[Start SUPPLIED RECORDS]

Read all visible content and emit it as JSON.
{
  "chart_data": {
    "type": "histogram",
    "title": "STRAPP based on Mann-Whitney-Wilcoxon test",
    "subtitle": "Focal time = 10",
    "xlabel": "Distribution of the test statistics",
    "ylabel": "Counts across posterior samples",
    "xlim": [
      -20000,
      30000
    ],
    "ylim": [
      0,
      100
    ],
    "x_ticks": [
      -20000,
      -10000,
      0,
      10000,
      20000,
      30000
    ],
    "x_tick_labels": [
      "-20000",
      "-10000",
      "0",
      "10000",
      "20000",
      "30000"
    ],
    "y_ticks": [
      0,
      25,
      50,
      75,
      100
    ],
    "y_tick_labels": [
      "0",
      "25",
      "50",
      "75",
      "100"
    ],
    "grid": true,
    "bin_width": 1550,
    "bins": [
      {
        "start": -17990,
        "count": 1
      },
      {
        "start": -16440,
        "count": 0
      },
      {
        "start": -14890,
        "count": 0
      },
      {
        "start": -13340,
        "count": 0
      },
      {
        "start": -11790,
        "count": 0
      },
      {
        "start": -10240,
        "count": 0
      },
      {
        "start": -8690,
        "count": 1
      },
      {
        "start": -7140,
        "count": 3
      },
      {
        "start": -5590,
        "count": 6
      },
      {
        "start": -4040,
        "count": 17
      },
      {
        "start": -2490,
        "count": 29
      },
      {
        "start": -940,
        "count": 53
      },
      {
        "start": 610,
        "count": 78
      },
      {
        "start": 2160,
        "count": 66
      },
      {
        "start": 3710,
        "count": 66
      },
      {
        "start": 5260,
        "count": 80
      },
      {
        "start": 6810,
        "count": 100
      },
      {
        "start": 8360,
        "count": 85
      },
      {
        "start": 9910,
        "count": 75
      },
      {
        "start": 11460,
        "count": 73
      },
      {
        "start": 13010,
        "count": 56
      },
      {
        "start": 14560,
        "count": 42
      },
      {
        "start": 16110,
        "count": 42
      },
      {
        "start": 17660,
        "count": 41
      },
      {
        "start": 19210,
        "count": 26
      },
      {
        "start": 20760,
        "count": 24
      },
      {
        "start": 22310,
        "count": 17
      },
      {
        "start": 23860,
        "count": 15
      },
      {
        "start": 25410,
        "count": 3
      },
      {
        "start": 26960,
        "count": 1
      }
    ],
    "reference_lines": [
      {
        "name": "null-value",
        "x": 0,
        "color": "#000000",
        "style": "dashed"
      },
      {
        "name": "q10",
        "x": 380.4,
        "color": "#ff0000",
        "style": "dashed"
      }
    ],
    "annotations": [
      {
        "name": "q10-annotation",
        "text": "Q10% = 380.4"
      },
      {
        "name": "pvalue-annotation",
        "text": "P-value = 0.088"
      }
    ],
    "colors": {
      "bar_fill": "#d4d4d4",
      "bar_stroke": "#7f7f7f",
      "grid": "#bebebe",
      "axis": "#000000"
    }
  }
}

[End SUPPLIED RECORDS]

→ **TASK DESCRIPTION**
All of the entries should be written out again exactly.

→ **CORRECT RESPONSE**
Read all visible content and emit it as JSON.
{
  "chart_data": {
    "type": "histogram",
    "title": "STRAPP based on Mann-Whitney-Wilcoxon test",
    "subtitle": "Focal time = 10",
    "xlabel": "Distribution of the test statistics",
    "ylabel": "Counts across posterior samples",
    "xlim": [
      -20000,
      30000
    ],
    "ylim": [
      0,
      100
    ],
    "x_ticks": [
      -20000,
      -10000,
      0,
      10000,
      20000,
      30000
    ],
    "x_tick_labels": [
      "-20000",
      "-10000",
      "0",
      "10000",
      "20000",
      "30000"
    ],
    "y_ticks": [
      0,
      25,
      50,
      75,
      100
    ],
    "y_tick_labels": [
      "0",
      "25",
      "50",
      "75",
      "100"
    ],
    "grid": true,
    "bin_width": 1550,
    "bins": [
      {
        "start": -17990,
        "count": 1
      },
      {
        "start": -16440,
        "count": 0
      },
      {
        "start": -14890,
        "count": 0
      },
      {
        "start": -13340,
        "count": 0
      },
      {
        "start": -11790,
        "count": 0
      },
      {
        "start": -10240,
        "count": 0
      },
      {
        "start": -8690,
        "count": 1
      },
      {
        "start": -7140,
        "count": 3
      },
      {
        "start": -5590,
        "count": 6
      },
      {
        "start": -4040,
        "count": 17
      },
      {
        "start": -2490,
        "count": 29
      },
      {
        "start": -940,
        "count": 53
      },
      {
        "start": 610,
        "count": 78
      },
      {
        "start": 2160,
        "count": 66
      },
      {
        "start": 3710,
        "count": 66
      },
      {
        "start": 5260,
        "count": 80
      },
      {
        "start": 6810,
        "count": 100
      },
      {
        "start": 8360,
        "count": 85
      },
      {
        "start": 9910,
        "count": 75
      },
      {
        "start": 11460,
        "count": 73
      },
      {
        "start": 13010,
        "count": 56
      },
      {
        "start": 14560,
        "count": 42
      },
      {
        "start": 16110,
        "count": 42
      },
      {
        "start": 17660,
        "count": 41
      },
      {
        "start": 19210,
        "count": 26
      },
      {
        "start": 20760,
        "count": 24
      },
      {
        "start": 22310,
        "count": 17
      },
      {
        "start": 23860,
        "count": 15
      },
      {
        "start": 25410,
        "count": 3
      },
      {
        "start": 26960,
        "count": 1
      }
    ],
    "reference_lines": [
      {
        "name": "null-value",
        "x": 0,
        "color": "#000000",
        "style": "dashed"
      },
      {
        "name": "q10",
        "x": 380.4,
        "color": "#ff0000",
        "style": "dashed"
      }
    ],
    "annotations": [
      {
        "name": "q10-annotation",
        "text": "Q10% = 380.4"
      },
      {
        "name": "pvalue-annotation",
        "text": "P-value = 0.088"
      }
    ],
    "colors": {
      "bar_fill": "#d4d4d4",
      "bar_stroke": "#7f7f7f",
      "grid": "#bebebe",
      "axis": "#000000"
    }
  }
}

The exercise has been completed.